# Data in this exercise
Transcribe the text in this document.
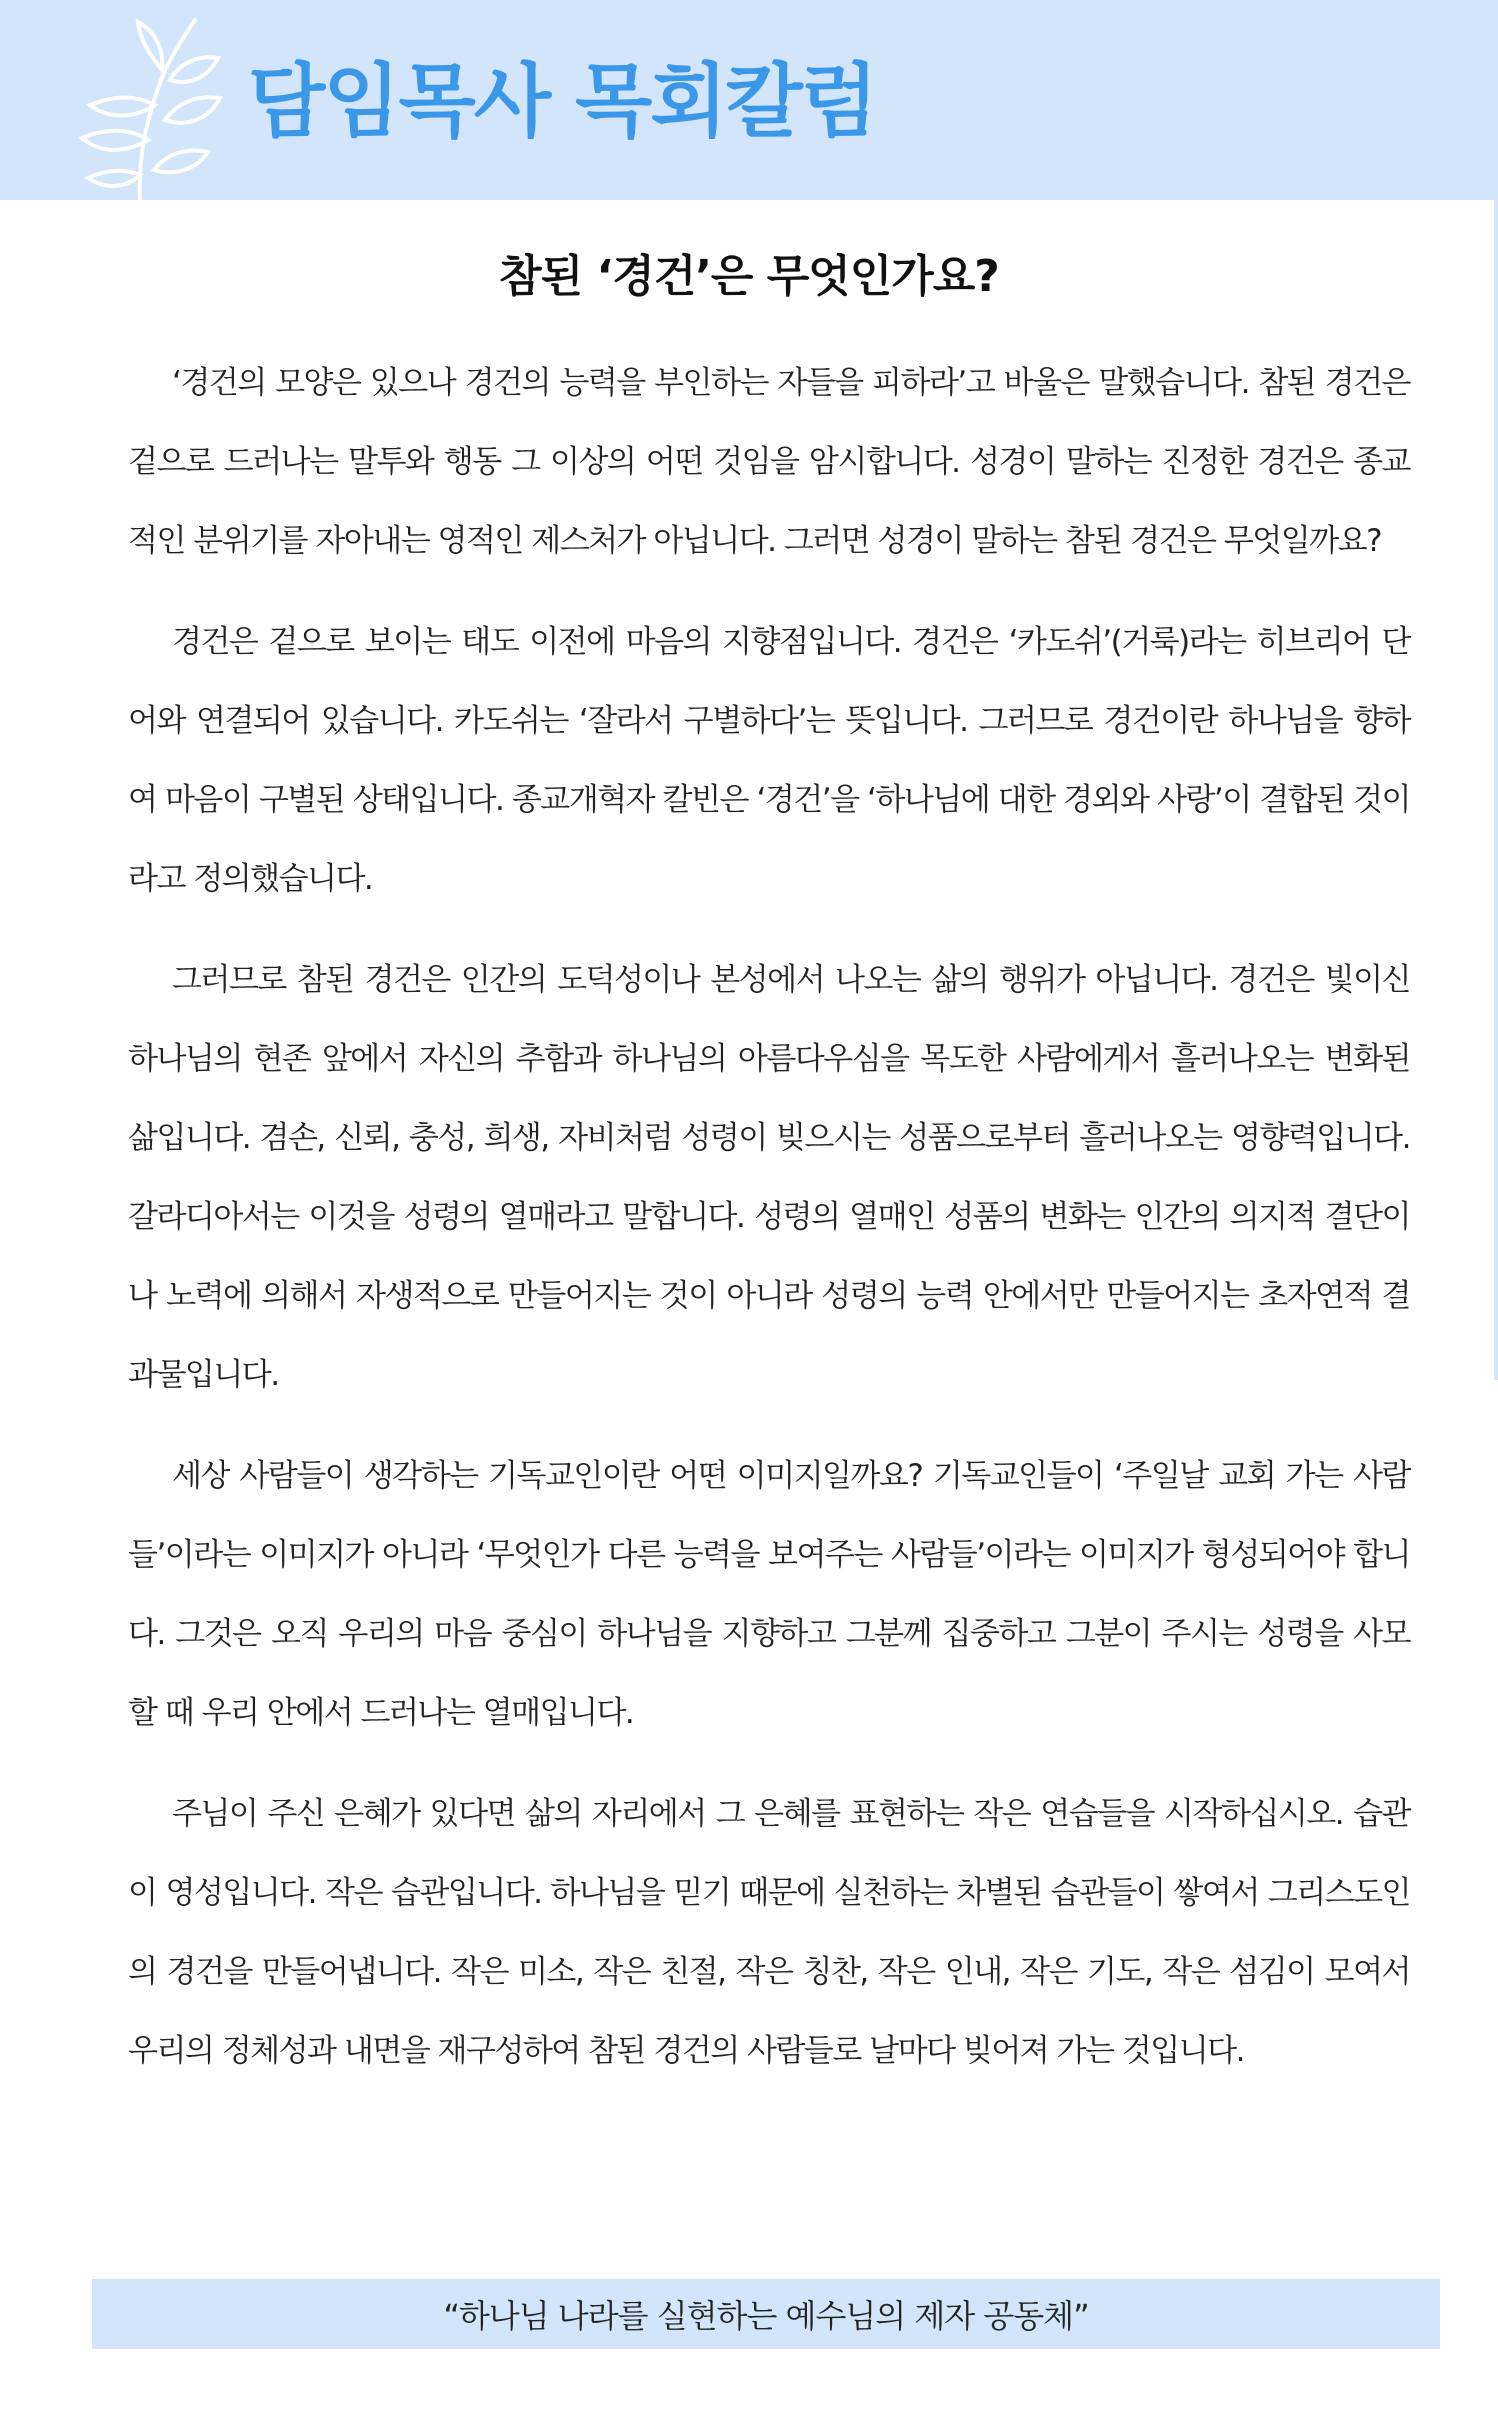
담임목사 목회칼럼
참된 ‘경건’은 무엇인가요?

‘경건의 모양은 있으나 경건의 능력을 부인하는 자들을 피하라’고 바울은 말했습니다. 참된 경건은 겉으로 드러나는 말투와 행동 그 이상의 어떤 것임을 암시합니다. 성경이 말하는 진정한 경건은 종교적인 분위기를 자아내는 영적인 제스처가 아닙니다. 그러면 성경이 말하는 참된 경건은 무엇일까요?

경건은 겉으로 보이는 태도 이전에 마음의 지향점입니다. 경건은 ‘카도쉬’(거룩)라는 히브리어 단어와 연결되어 있습니다. 카도쉬는 ‘잘라서 구별하다’는 뜻입니다. 그러므로 경건이란 하나님을 향하여 마음이 구별된 상태입니다. 종교개혁자 칼빈은 ‘경건’을 ‘하나님에 대한 경외와 사랑’이 결합된 것이라고 정의했습니다.

그러므로 참된 경건은 인간의 도덕성이나 본성에서 나오는 삶의 행위가 아닙니다. 경건은 빛이신 하나님의 현존 앞에서 자신의 추함과 하나님의 아름다우심을 목도한 사람에게서 흘러나오는 변화된 삶입니다. 겸손, 신뢰, 충성, 희생, 자비처럼 성령이 빚으시는 성품으로부터 흘러나오는 영향력입니다. 갈라디아서는 이것을 성령의 열매라고 말합니다. 성령의 열매인 성품의 변화는 인간의 의지적 결단이나 노력에 의해서 자생적으로 만들어지는 것이 아니라 성령의 능력 안에서만 만들어지는 초자연적 결과물입니다.

세상 사람들이 생각하는 기독교인이란 어떤 이미지일까요? 기독교인들이 ‘주일날 교회 가는 사람들’이라는 이미지가 아니라 ‘무엇인가 다른 능력을 보여주는 사람들’이라는 이미지가 형성되어야 합니다. 그것은 오직 우리의 마음 중심이 하나님을 지향하고 그분께 집중하고 그분이 주시는 성령을 사모할 때 우리 안에서 드러나는 열매입니다.

주님이 주신 은혜가 있다면 삶의 자리에서 그 은혜를 표현하는 작은 연습들을 시작하십시오. 습관이 영성입니다. 작은 습관입니다. 하나님을 믿기 때문에 실천하는 차별된 습관들이 쌓여서 그리스도인의 경건을 만들어냅니다. 작은 미소, 작은 친절, 작은 칭찬, 작은 인내, 작은 기도, 작은 섬김이 모여서 우리의 정체성과 내면을 재구성하여 참된 경건의 사람들로 날마다 빚어져 가는 것입니다.

“하나님 나라를 실현하는 예수님의 제자 공동체”
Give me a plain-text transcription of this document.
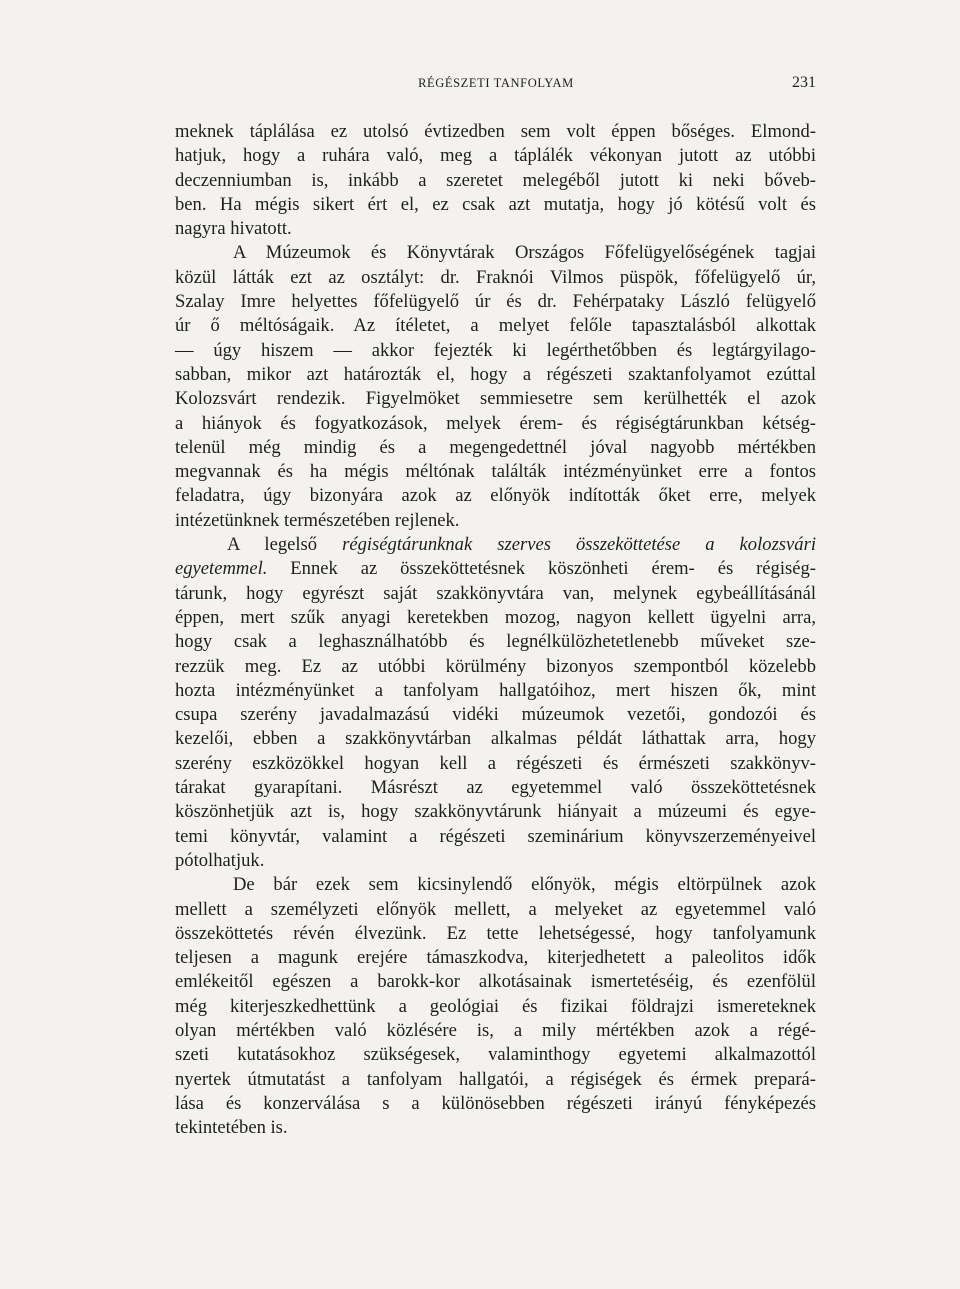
RÉGÉSZETI TANFOLYAM	231
meknek táplálása ez utolsó évtizedben sem volt éppen bőséges. Elmond-
hatjuk, hogy a ruhára való, meg a táplálék vékonyan jutott az utóbbi
deczenniumban is, inkább a szeretet melegéből jutott ki neki bőveb-
ben. Ha mégis sikert ért el, ez csak azt mutatja, hogy jó kötésű volt és
nagyra hivatott.
A Múzeumok és Könyvtárak Országos Főfelügyelőségének tagjai
közül látták ezt az osztályt: dr. Fraknói Vilmos püspök, főfelügyelő úr,
Szalay Imre helyettes főfelügyelő úr és dr. Fehérpataky László felügyelő
úr ő méltóságaik. Az ítéletet, a melyet felőle tapasztalásból alkottak
— úgy hiszem — akkor fejezték ki legérthetőbben és legtárgyilago-
sabban, mikor azt határozták el, hogy a régészeti szaktanfolyamot ezúttal
Kolozsvárt rendezik. Figyelmöket semmiesetre sem kerülhették el azok
a hiányok és fogyatkozások, melyek érem- és régiségtárunkban kétség-
telenül még mindig és a megengedettnél jóval nagyobb mértékben
megvannak és ha mégis méltónak találták intézményünket erre a fontos
feladatra, úgy bizonyára azok az előnyök indították őket erre, melyek
intézetünknek természetében rejlenek.
A legelső régiségtárunknak szerves összeköttetése a kolozsvári
egyetemmel. Ennek az összeköttetésnek köszönheti érem- és régiség-
tárunk, hogy egyrészt saját szakkönyvtára van, melynek egybeállításánál
éppen, mert szűk anyagi keretekben mozog, nagyon kellett ügyelni arra,
hogy csak a leghasználhatóbb és legnélkülözhetetlenebb műveket sze-
rezzük meg. Ez az utóbbi körülmény bizonyos szempontból közelebb
hozta intézményünket a tanfolyam hallgatóihoz, mert hiszen ők, mint
csupa szerény javadalmazású vidéki múzeumok vezetői, gondozói és
kezelői, ebben a szakkönyvtárban alkalmas példát láthattak arra, hogy
szerény eszközökkel hogyan kell a régészeti és érmészeti szakkönyv-
tárakat gyarapítani. Másrészt az egyetemmel való összeköttetésnek
köszönhetjük azt is, hogy szakkönyvtárunk hiányait a múzeumi és egye-
temi könyvtár, valamint a régészeti szeminárium könyvszerzeményeivel
pótolhatjuk.
De bár ezek sem kicsinylendő előnyök, mégis eltörpülnek azok
mellett a személyzeti előnyök mellett, a melyeket az egyetemmel való
összeköttetés révén élvezünk. Ez tette lehetségessé, hogy tanfolyamunk
teljesen a magunk erejére támaszkodva, kiterjedhetett a paleolitos idők
emlékeitől egészen a barokk-kor alkotásainak ismertetéséig, és ezenfölül
még kiterjeszkedhettünk a geológiai és fizikai földrajzi ismereteknek
olyan mértékben való közlésére is, a mily mértékben azok a régé-
szeti kutatásokhoz szükségesek, valaminthogy egyetemi alkalmazottól
nyertek útmutatást a tanfolyam hallgatói, a régiségek és érmek prepará-
lása és konzerválása s a különösebben régészeti irányú fényképezés
tekintetében is.
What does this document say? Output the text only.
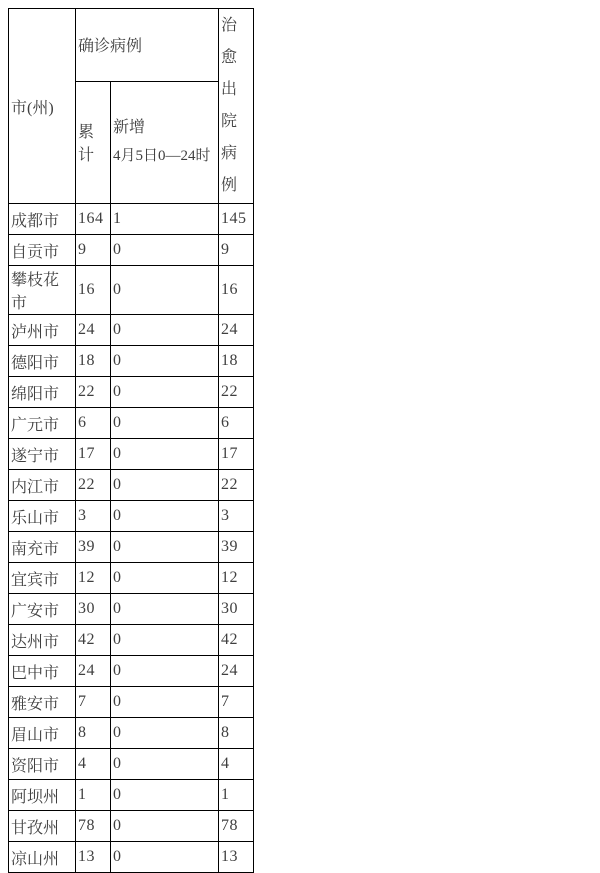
市(州)	确诊病例		治愈
出院
病例

	累计	新增
4月5日0—24时	

成都市	164	1	145
自贡市	9	0	9
攀枝花市	16	0	16
泸州市	24	0	24
德阳市	18	0	18
绵阳市	22	0	22
广元市	6	0	6
遂宁市	17	0	17
内江市	22	0	22
乐山市	3	0	3
南充市	39	0	39
宜宾市	12	0	12
广安市	30	0	30
达州市	42	0	42
巴中市	24	0	24
雅安市	7	0	7
眉山市	8	0	8
资阳市	4	0	4
阿坝州	1	0	1
甘孜州	78	0	78
凉山州	13	0	13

# Required task
Exclude the pictures, and transcribe all of the material exactly.

# Exercise answer
Transcribe the text in this document.
담임목사 목회칼럼
참된 ‘경건’은 무엇인가요?

‘경건의 모양은 있으나 경건의 능력을 부인하는 자들을 피하라’고 바울은 말했습니다. 참된 경건은 겉으로 드러나는 말투와 행동 그 이상의 어떤 것임을 암시합니다. 성경이 말하는 진정한 경건은 종교적인 분위기를 자아내는 영적인 제스처가 아닙니다. 그러면 성경이 말하는 참된 경건은 무엇일까요?

경건은 겉으로 보이는 태도 이전에 마음의 지향점입니다. 경건은 ‘카도쉬’(거룩)라는 히브리어 단어와 연결되어 있습니다. 카도쉬는 ‘잘라서 구별하다’는 뜻입니다. 그러므로 경건이란 하나님을 향하여 마음이 구별된 상태입니다. 종교개혁자 칼빈은 ‘경건’을 ‘하나님에 대한 경외와 사랑’이 결합된 것이라고 정의했습니다.

그러므로 참된 경건은 인간의 도덕성이나 본성에서 나오는 삶의 행위가 아닙니다. 경건은 빛이신 하나님의 현존 앞에서 자신의 추함과 하나님의 아름다우심을 목도한 사람에게서 흘러나오는 변화된 삶입니다. 겸손, 신뢰, 충성, 희생, 자비처럼 성령이 빚으시는 성품으로부터 흘러나오는 영향력입니다. 갈라디아서는 이것을 성령의 열매라고 말합니다. 성령의 열매인 성품의 변화는 인간의 의지적 결단이나 노력에 의해서 자생적으로 만들어지는 것이 아니라 성령의 능력 안에서만 만들어지는 초자연적 결과물입니다.

세상 사람들이 생각하는 기독교인이란 어떤 이미지일까요? 기독교인들이 ‘주일날 교회 가는 사람들’이라는 이미지가 아니라 ‘무엇인가 다른 능력을 보여주는 사람들’이라는 이미지가 형성되어야 합니다. 그것은 오직 우리의 마음 중심이 하나님을 지향하고 그분께 집중하고 그분이 주시는 성령을 사모할 때 우리 안에서 드러나는 열매입니다.

주님이 주신 은혜가 있다면 삶의 자리에서 그 은혜를 표현하는 작은 연습들을 시작하십시오. 습관이 영성입니다. 작은 습관입니다. 하나님을 믿기 때문에 실천하는 차별된 습관들이 쌓여서 그리스도인의 경건을 만들어냅니다. 작은 미소, 작은 친절, 작은 칭찬, 작은 인내, 작은 기도, 작은 섬김이 모여서 우리의 정체성과 내면을 재구성하여 참된 경건의 사람들로 날마다 빚어져 가는 것입니다.

“하나님 나라를 실현하는 예수님의 제자 공동체”
Give me a plain-text transcription of this document.
RÉGÉSZETI TANFOLYAM	231
meknek táplálása ez utolsó évtizedben sem volt éppen bőséges. Elmond-
hatjuk, hogy a ruhára való, meg a táplálék vékonyan jutott az utóbbi
deczenniumban is, inkább a szeretet melegéből jutott ki neki bőveb-
ben. Ha mégis sikert ért el, ez csak azt mutatja, hogy jó kötésű volt és
nagyra hivatott.
A Múzeumok és Könyvtárak Országos Főfelügyelőségének tagjai
közül látták ezt az osztályt: dr. Fraknói Vilmos püspök, főfelügyelő úr,
Szalay Imre helyettes főfelügyelő úr és dr. Fehérpataky László felügyelő
úr ő méltóságaik. Az ítéletet, a melyet felőle tapasztalásból alkottak
— úgy hiszem — akkor fejezték ki legérthetőbben és legtárgyilago-
sabban, mikor azt határozták el, hogy a régészeti szaktanfolyamot ezúttal
Kolozsvárt rendezik. Figyelmöket semmiesetre sem kerülhették el azok
a hiányok és fogyatkozások, melyek érem- és régiségtárunkban kétség-
telenül még mindig és a megengedettnél jóval nagyobb mértékben
megvannak és ha mégis méltónak találták intézményünket erre a fontos
feladatra, úgy bizonyára azok az előnyök indították őket erre, melyek
intézetünknek természetében rejlenek.
A legelső régiségtárunknak szerves összeköttetése a kolozsvári
egyetemmel. Ennek az összeköttetésnek köszönheti érem- és régiség-
tárunk, hogy egyrészt saját szakkönyvtára van, melynek egybeállításánál
éppen, mert szűk anyagi keretekben mozog, nagyon kellett ügyelni arra,
hogy csak a leghasználhatóbb és legnélkülözhetetlenebb műveket sze-
rezzük meg. Ez az utóbbi körülmény bizonyos szempontból közelebb
hozta intézményünket a tanfolyam hallgatóihoz, mert hiszen ők, mint
csupa szerény javadalmazású vidéki múzeumok vezetői, gondozói és
kezelői, ebben a szakkönyvtárban alkalmas példát láthattak arra, hogy
szerény eszközökkel hogyan kell a régészeti és érmészeti szakkönyv-
tárakat gyarapítani. Másrészt az egyetemmel való összeköttetésnek
köszönhetjük azt is, hogy szakkönyvtárunk hiányait a múzeumi és egye-
temi könyvtár, valamint a régészeti szeminárium könyvszerzeményeivel
pótolhatjuk.
De bár ezek sem kicsinylendő előnyök, mégis eltörpülnek azok
mellett a személyzeti előnyök mellett, a melyeket az egyetemmel való
összeköttetés révén élvezünk. Ez tette lehetségessé, hogy tanfolyamunk
teljesen a magunk erejére támaszkodva, kiterjedhetett a paleolitos idők
emlékeitől egészen a barokk-kor alkotásainak ismertetéséig, és ezenfölül
még kiterjeszkedhettünk a geológiai és fizikai földrajzi ismereteknek
olyan mértékben való közlésére is, a mily mértékben azok a régé-
szeti kutatásokhoz szükségesek, valaminthogy egyetemi alkalmazottól
nyertek útmutatást a tanfolyam hallgatói, a régiségek és érmek prepará-
lása és konzerválása s a különösebben régészeti irányú fényképezés
tekintetében is.
What does this document say? Output the text only.
市(州)	确诊病例		治愈
出院
病例

	累计	新增
4月5日0—24时	

成都市	164	1	145
自贡市	9	0	9
攀枝花市	16	0	16
泸州市	24	0	24
德阳市	18	0	18
绵阳市	22	0	22
广元市	6	0	6
遂宁市	17	0	17
内江市	22	0	22
乐山市	3	0	3
南充市	39	0	39
宜宾市	12	0	12
广安市	30	0	30
达州市	42	0	42
巴中市	24	0	24
雅安市	7	0	7
眉山市	8	0	8
资阳市	4	0	4
阿坝州	1	0	1
甘孜州	78	0	78
凉山州	13	0	13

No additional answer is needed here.